Exercise description
Strip the pictures and reproduce the rest of the listing exactly.

-.-.-

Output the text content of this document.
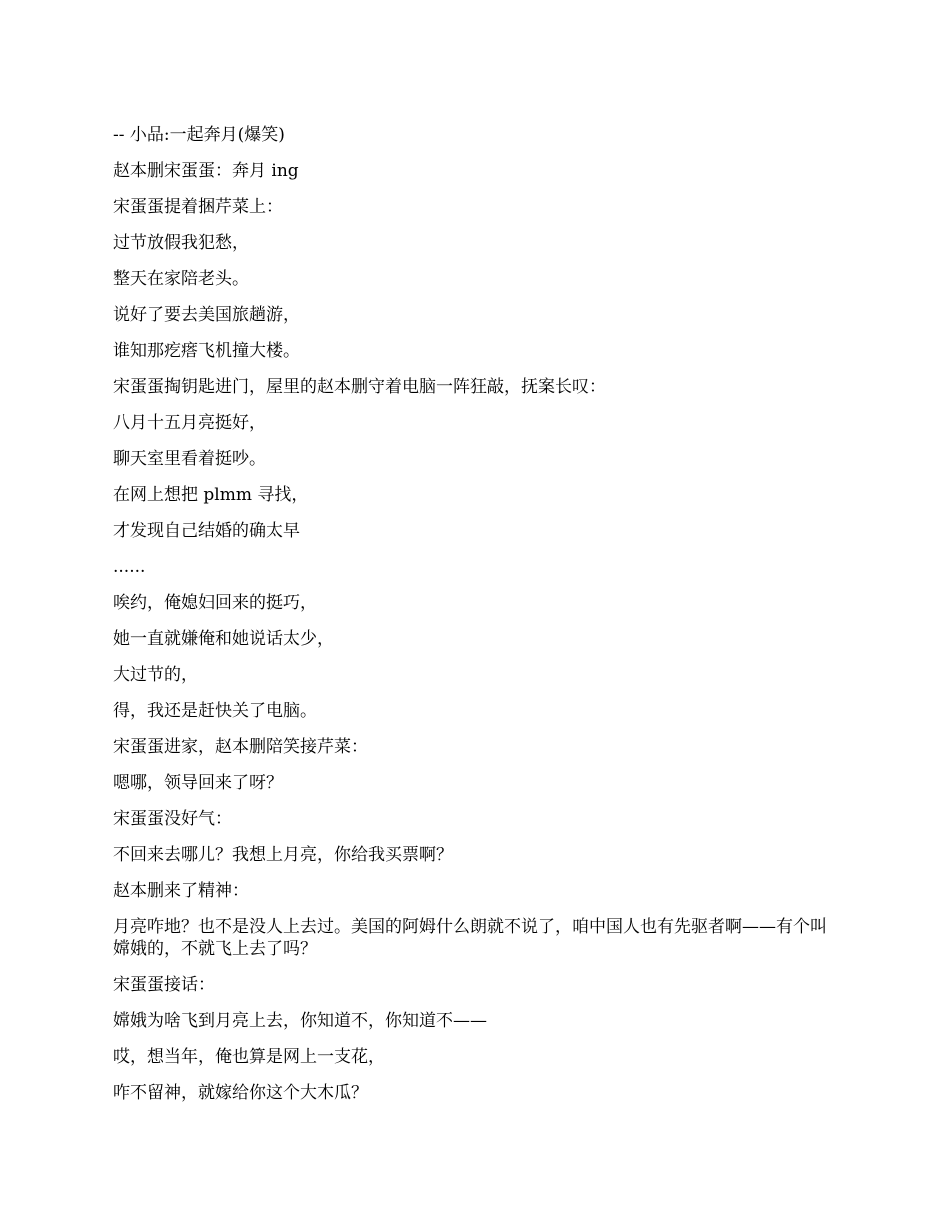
-- 小品:一起奔月(爆笑)

赵本删宋蛋蛋：奔月 ing

宋蛋蛋提着捆芹菜上：

过节放假我犯愁，

整天在家陪老头。

说好了要去美国旅趟游，

谁知那疙瘩飞机撞大楼。

宋蛋蛋掏钥匙进门，屋里的赵本删守着电脑一阵狂敲，抚案长叹：

八月十五月亮挺好，

聊天室里看着挺吵。

在网上想把 plmm 寻找，

才发现自己结婚的确太早

......

唉约，俺媳妇回来的挺巧，

她一直就嫌俺和她说话太少，

大过节的，

得，我还是赶快关了电脑。

宋蛋蛋进家，赵本删陪笑接芹菜：

嗯哪，领导回来了呀？

宋蛋蛋没好气：

不回来去哪儿？我想上月亮，你给我买票啊？

赵本删来了精神：

月亮咋地？也不是没人上去过。美国的阿姆什么朗就不说了，咱中国人也有先驱者啊——有个叫嫦娥的，不就飞上去了吗？

宋蛋蛋接话：

嫦娥为啥飞到月亮上去，你知道不，你知道不——

哎，想当年，俺也算是网上一支花，

咋不留神，就嫁给你这个大木瓜？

-.-.-

Output for this exercise
Output the text content of this document.
-- 小品:一起奔月(爆笑)

赵本删宋蛋蛋：奔月 ing

宋蛋蛋提着捆芹菜上：

过节放假我犯愁，

整天在家陪老头。

说好了要去美国旅趟游，

谁知那疙瘩飞机撞大楼。

宋蛋蛋掏钥匙进门，屋里的赵本删守着电脑一阵狂敲，抚案长叹：

八月十五月亮挺好，

聊天室里看着挺吵。

在网上想把 plmm 寻找，

才发现自己结婚的确太早

......

唉约，俺媳妇回来的挺巧，

她一直就嫌俺和她说话太少，

大过节的，

得，我还是赶快关了电脑。

宋蛋蛋进家，赵本删陪笑接芹菜：

嗯哪，领导回来了呀？

宋蛋蛋没好气：

不回来去哪儿？我想上月亮，你给我买票啊？

赵本删来了精神：

月亮咋地？也不是没人上去过。美国的阿姆什么朗就不说了，咱中国人也有先驱者啊——有个叫嫦娥的，不就飞上去了吗？

宋蛋蛋接话：

嫦娥为啥飞到月亮上去，你知道不，你知道不——

哎，想当年，俺也算是网上一支花，

咋不留神，就嫁给你这个大木瓜？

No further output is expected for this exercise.